Collected data
==*==

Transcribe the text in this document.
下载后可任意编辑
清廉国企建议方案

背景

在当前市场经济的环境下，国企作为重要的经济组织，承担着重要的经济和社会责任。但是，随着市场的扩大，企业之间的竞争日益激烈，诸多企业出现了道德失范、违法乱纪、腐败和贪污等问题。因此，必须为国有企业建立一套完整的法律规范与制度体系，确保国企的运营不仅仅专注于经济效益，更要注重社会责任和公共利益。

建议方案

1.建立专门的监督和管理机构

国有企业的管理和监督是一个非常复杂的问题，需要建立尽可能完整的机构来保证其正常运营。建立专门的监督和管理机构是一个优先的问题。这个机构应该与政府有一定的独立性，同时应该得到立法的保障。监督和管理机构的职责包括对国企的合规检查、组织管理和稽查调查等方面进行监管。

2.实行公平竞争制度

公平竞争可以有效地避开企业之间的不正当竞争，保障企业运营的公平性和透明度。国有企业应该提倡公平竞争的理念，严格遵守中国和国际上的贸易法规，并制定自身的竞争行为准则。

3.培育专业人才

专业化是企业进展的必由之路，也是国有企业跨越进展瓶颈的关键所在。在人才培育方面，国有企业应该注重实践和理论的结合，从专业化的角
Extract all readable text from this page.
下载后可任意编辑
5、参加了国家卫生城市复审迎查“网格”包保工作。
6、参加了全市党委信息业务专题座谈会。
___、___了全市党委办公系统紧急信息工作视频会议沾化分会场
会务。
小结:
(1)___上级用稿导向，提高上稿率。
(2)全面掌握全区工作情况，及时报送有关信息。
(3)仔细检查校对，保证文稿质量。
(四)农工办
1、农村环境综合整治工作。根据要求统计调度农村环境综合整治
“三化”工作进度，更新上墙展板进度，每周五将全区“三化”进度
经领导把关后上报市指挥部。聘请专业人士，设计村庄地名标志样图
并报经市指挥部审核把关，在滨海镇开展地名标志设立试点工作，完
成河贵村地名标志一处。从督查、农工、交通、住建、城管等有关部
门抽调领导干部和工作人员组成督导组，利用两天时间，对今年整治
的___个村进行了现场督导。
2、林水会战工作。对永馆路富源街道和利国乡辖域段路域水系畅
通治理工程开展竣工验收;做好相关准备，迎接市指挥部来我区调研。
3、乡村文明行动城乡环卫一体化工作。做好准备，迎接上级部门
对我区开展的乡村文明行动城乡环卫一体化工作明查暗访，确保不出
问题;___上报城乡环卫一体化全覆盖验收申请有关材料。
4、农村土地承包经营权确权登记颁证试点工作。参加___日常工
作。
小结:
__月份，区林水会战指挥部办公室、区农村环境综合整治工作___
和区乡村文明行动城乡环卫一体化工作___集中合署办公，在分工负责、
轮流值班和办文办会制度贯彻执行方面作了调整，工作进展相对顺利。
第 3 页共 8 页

==*==

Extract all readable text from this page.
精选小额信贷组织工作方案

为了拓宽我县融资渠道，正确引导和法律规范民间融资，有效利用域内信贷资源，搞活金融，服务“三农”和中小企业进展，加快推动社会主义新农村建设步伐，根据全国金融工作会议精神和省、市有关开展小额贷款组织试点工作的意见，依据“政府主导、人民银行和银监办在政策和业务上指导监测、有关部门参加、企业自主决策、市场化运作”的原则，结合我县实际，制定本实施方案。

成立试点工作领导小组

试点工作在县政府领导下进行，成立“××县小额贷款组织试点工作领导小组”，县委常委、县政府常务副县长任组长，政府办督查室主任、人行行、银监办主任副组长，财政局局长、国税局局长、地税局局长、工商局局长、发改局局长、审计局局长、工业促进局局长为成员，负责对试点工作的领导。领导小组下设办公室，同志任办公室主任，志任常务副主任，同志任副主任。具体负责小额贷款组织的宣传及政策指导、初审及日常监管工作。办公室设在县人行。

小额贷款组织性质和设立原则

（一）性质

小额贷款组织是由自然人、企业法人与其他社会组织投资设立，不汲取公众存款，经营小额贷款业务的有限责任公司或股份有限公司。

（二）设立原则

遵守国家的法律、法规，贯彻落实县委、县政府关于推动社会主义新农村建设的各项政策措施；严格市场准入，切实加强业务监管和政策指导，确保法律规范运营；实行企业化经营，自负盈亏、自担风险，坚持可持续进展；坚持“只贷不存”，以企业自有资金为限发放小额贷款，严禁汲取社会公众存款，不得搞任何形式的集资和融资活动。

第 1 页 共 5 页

==*==

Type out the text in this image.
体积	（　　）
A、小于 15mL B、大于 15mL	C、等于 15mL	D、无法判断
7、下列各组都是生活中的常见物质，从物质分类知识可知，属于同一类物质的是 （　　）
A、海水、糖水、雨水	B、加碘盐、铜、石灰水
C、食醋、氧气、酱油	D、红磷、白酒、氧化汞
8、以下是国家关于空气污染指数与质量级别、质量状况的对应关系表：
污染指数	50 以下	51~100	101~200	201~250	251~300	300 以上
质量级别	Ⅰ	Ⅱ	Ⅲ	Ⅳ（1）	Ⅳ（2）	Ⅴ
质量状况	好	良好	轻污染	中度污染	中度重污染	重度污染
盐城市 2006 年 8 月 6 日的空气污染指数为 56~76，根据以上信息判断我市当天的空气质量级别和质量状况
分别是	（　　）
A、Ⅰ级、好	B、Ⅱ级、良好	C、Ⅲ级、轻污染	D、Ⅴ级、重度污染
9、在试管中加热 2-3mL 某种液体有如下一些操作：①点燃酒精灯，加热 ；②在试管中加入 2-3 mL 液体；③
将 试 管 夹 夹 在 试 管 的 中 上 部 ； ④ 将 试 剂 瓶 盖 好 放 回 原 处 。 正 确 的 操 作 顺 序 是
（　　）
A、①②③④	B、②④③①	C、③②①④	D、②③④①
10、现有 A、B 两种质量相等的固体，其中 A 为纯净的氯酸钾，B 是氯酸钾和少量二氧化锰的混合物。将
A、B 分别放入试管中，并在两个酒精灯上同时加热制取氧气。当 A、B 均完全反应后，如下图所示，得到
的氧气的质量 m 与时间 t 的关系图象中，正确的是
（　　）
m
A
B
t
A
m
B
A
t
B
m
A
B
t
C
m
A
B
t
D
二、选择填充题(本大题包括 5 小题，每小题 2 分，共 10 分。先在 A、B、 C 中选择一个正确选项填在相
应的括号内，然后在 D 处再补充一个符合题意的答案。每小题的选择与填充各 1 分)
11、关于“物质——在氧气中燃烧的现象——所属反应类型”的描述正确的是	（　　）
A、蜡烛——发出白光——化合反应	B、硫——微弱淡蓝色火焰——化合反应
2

==*==

### [EXERCISE INSTRUCTIONS]
Identify all lines where the word "this" shows up. Copy them.

### [COMPLETED EXERCISE]
Transcribe the text in this document.
Extract all readable text from this page.
Extract all readable text from this page.
Type out the text in this image.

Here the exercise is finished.